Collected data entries
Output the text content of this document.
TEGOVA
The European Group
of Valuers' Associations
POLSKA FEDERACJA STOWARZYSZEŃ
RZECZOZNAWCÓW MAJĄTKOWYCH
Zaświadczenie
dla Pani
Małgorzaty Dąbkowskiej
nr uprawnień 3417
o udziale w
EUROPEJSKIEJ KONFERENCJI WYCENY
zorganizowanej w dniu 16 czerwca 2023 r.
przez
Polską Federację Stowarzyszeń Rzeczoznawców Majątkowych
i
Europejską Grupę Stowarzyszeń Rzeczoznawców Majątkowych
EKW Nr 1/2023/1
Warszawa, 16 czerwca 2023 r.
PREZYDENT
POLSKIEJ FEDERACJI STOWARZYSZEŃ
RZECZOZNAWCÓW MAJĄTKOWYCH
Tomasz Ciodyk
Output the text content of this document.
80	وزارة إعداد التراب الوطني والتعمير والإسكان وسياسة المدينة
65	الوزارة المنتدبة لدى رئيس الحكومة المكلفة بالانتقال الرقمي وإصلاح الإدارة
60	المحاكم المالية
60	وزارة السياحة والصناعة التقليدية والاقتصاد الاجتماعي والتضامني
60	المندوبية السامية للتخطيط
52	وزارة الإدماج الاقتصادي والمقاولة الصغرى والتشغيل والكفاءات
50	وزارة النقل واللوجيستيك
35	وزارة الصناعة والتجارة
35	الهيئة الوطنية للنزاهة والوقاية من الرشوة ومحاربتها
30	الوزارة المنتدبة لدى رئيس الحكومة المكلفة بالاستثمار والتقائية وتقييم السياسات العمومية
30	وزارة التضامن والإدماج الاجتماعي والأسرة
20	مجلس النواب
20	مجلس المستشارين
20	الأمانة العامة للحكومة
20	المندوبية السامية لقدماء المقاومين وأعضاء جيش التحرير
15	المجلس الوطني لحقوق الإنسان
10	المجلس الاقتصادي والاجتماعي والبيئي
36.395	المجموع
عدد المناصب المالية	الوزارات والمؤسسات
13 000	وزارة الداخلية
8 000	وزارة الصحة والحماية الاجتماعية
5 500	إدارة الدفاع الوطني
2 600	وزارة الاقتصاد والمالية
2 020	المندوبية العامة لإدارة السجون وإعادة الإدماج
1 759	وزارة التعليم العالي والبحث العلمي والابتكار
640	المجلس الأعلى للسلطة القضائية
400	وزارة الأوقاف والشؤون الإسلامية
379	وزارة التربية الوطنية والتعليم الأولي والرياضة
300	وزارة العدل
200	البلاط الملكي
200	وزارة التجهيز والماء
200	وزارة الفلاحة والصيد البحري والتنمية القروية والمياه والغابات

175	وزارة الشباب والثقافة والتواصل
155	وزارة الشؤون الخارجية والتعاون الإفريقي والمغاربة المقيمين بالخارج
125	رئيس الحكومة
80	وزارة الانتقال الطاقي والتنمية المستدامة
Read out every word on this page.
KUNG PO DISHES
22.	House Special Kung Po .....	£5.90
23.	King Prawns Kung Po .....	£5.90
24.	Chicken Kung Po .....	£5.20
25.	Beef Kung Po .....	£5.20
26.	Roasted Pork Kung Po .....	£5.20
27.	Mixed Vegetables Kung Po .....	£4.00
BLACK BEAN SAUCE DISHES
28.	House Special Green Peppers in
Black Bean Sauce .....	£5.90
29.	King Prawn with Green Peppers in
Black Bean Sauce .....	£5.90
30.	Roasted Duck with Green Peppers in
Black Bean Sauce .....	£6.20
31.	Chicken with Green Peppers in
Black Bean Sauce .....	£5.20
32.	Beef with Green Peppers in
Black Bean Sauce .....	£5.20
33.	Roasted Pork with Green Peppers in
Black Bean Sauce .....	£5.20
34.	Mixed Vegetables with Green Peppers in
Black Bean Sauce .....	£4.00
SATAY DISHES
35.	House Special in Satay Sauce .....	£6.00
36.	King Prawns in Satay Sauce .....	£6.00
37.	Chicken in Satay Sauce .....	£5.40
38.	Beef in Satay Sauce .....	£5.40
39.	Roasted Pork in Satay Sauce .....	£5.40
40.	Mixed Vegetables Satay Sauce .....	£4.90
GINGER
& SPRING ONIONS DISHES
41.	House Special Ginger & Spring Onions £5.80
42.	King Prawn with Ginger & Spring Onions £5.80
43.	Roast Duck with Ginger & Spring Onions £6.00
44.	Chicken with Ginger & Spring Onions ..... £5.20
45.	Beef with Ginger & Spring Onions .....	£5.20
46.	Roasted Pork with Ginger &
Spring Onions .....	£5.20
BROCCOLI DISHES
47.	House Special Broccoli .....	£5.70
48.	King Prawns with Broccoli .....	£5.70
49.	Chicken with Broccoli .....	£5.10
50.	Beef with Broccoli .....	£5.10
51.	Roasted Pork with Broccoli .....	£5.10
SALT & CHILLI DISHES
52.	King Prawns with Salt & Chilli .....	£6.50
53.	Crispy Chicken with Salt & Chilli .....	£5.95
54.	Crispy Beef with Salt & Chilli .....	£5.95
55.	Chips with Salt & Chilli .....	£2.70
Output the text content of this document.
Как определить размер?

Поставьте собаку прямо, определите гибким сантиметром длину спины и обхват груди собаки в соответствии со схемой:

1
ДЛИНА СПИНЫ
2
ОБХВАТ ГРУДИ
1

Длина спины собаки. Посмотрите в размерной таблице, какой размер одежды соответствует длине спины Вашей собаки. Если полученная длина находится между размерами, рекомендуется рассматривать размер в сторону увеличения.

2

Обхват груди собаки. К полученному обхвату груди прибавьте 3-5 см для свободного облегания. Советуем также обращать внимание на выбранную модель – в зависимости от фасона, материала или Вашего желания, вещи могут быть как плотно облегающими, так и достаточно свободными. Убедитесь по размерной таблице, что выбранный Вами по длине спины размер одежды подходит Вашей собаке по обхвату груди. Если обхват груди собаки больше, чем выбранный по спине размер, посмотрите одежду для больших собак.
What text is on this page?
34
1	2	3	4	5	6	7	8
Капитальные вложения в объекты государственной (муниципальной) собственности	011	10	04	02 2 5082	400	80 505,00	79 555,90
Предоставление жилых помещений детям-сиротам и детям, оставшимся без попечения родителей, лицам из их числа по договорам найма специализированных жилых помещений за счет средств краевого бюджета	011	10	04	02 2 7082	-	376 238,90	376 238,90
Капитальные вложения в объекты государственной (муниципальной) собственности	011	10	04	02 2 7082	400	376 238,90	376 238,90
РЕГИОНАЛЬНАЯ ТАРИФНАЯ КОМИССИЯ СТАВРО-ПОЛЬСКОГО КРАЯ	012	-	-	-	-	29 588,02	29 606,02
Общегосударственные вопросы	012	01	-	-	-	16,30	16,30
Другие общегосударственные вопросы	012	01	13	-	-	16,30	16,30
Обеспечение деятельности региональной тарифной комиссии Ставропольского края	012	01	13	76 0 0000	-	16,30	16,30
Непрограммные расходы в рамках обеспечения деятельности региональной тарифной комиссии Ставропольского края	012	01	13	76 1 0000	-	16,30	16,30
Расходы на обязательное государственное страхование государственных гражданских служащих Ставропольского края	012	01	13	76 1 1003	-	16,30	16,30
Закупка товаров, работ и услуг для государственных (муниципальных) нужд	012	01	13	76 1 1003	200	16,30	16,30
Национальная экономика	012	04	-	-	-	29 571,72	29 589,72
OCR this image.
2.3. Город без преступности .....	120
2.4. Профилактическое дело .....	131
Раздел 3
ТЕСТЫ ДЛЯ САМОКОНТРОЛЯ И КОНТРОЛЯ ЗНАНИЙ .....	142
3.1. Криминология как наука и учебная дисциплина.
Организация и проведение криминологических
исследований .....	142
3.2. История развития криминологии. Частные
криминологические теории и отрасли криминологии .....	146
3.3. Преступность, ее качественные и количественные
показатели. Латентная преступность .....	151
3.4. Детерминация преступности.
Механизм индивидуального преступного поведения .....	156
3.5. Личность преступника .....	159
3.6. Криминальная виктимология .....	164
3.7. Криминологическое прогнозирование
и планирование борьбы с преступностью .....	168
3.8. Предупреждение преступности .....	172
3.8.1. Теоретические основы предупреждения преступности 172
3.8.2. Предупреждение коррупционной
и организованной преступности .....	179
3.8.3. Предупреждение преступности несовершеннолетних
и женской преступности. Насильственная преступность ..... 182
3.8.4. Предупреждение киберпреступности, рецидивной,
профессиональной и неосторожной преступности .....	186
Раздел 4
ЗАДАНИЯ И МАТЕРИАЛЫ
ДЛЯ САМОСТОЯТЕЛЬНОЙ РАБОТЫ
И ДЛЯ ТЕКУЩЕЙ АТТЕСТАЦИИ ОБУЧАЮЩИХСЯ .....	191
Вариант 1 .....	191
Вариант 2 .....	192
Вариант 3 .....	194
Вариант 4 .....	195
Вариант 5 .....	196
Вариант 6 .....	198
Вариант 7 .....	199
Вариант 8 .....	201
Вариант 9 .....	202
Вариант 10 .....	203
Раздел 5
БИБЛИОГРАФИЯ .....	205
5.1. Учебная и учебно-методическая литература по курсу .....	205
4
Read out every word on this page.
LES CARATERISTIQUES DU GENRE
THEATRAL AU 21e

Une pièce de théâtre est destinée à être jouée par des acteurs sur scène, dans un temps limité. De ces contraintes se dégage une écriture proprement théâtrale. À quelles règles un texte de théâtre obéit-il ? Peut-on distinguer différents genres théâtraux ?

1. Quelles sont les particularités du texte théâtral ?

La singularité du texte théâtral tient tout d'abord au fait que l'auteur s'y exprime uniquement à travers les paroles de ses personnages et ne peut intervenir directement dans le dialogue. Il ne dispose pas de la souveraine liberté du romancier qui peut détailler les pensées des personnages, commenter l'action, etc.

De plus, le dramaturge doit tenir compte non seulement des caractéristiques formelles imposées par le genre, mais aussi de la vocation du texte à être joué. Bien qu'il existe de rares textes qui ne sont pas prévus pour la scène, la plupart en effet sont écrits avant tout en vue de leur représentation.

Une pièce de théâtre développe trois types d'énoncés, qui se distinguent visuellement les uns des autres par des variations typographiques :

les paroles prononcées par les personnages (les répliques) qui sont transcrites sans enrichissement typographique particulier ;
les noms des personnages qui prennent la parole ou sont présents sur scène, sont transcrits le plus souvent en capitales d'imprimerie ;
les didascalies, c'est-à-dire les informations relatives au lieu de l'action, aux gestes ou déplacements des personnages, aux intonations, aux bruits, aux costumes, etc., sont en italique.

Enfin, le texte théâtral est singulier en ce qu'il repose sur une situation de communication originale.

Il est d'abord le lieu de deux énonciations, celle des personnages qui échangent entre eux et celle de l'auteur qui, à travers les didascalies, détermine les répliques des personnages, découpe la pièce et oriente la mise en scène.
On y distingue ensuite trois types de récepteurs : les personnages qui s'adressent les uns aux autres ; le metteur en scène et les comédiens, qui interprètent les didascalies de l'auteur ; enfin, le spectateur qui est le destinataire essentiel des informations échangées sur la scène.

▶ SET EXERCISE:
Determine the number of lines in the entries above where the string "Beef" appears. Answer with the number alone.

▶ RIGHT ANSWER:
6